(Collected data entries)
□ □ □ □ □
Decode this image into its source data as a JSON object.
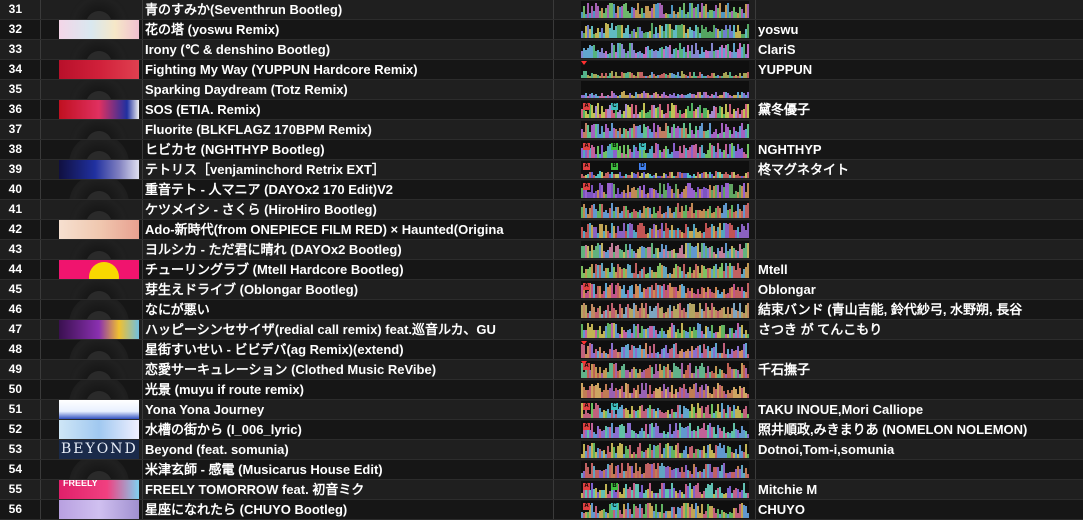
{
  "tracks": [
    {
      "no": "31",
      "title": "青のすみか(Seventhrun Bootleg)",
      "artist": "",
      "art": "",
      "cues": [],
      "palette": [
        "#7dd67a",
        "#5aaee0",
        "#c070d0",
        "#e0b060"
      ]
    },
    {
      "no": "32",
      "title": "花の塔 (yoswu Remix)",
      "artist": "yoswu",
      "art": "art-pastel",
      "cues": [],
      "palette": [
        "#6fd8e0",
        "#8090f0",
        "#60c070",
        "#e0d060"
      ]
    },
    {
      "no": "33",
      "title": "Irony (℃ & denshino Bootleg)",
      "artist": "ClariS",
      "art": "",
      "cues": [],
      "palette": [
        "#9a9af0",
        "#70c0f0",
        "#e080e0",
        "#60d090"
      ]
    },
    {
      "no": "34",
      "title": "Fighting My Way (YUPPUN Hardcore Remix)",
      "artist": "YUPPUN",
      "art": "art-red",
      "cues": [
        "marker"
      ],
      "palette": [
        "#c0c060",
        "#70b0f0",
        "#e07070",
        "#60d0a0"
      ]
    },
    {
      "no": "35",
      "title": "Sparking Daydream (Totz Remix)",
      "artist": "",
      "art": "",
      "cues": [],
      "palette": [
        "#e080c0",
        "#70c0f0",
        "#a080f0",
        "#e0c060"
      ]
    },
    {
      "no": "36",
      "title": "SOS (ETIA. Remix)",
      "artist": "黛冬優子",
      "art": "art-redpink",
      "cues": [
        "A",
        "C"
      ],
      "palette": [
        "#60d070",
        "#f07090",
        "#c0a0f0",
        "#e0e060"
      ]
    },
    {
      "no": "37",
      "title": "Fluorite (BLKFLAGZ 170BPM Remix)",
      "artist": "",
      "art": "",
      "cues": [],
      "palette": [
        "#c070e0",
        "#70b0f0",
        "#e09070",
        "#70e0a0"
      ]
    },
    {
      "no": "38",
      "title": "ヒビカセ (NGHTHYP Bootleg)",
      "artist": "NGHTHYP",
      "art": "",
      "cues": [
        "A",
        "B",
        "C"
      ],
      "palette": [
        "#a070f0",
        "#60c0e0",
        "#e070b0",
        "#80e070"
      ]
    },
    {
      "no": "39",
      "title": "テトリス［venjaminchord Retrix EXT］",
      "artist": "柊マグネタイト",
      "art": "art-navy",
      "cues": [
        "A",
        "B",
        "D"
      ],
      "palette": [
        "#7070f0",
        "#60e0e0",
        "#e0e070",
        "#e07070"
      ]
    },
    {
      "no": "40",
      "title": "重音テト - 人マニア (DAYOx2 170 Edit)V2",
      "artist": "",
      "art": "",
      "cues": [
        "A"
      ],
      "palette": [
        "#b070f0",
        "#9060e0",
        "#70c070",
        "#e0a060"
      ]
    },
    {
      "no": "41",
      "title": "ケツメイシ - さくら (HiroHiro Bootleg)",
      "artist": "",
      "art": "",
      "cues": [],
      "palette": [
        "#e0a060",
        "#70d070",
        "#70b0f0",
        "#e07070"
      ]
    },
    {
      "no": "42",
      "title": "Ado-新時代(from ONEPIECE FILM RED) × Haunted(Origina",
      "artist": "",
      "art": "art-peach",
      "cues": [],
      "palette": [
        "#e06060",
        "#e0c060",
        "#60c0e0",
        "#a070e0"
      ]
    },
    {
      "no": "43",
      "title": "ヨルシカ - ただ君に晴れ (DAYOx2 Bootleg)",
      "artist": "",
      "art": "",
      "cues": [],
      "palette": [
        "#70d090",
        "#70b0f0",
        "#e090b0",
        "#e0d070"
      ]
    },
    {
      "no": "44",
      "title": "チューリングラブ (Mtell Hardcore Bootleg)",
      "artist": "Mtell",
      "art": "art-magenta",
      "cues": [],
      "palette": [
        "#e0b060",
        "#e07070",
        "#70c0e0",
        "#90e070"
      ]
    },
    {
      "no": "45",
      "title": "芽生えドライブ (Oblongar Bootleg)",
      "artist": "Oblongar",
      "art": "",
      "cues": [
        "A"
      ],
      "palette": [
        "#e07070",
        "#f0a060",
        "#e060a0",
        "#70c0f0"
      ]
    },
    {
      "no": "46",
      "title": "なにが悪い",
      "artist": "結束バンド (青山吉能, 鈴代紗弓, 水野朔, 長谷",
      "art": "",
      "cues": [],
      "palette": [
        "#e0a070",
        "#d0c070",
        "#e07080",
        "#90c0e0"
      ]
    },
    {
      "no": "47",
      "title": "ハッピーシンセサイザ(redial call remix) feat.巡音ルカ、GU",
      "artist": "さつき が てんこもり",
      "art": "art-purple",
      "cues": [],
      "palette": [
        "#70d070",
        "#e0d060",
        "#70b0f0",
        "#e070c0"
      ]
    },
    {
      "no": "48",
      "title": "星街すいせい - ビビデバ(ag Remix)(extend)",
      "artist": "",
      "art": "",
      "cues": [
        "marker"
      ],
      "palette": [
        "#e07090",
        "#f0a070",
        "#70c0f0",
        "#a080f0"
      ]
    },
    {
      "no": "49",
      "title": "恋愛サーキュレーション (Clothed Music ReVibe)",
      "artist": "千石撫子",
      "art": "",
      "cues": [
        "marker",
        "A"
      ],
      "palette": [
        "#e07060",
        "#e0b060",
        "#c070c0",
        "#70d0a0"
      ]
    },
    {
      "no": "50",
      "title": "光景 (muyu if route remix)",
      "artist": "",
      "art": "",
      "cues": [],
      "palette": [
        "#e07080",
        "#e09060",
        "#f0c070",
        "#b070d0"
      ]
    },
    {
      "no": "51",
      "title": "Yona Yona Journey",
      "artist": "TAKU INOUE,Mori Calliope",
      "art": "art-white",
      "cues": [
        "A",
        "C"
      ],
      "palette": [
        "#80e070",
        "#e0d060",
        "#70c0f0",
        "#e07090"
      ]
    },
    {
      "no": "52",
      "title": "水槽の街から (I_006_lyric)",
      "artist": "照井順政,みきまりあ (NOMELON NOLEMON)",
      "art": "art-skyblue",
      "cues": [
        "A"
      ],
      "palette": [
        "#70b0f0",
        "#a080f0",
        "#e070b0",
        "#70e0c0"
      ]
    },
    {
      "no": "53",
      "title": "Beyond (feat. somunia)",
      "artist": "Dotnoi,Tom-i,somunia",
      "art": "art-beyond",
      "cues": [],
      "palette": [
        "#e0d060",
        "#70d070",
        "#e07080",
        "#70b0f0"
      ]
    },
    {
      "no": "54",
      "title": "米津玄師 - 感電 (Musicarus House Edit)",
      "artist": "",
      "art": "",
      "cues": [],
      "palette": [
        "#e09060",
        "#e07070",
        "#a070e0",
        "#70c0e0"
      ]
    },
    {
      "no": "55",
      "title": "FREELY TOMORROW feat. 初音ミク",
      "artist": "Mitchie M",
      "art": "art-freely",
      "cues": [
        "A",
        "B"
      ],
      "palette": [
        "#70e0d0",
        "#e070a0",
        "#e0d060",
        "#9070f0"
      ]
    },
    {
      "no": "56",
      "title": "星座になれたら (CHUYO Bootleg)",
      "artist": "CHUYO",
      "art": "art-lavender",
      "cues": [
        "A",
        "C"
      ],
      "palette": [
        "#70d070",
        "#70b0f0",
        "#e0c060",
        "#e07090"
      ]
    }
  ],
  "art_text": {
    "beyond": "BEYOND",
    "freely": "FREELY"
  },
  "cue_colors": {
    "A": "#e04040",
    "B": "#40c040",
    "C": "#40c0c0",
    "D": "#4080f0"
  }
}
□ □ □ □ □
__JOB__: Copy all lines from the listing that contain "somunia".

__OUTPUT OF THE EXERCISE__:
      "title": "Beyond (feat. somunia)",
      "artist": "Dotnoi,Tom-i,somunia",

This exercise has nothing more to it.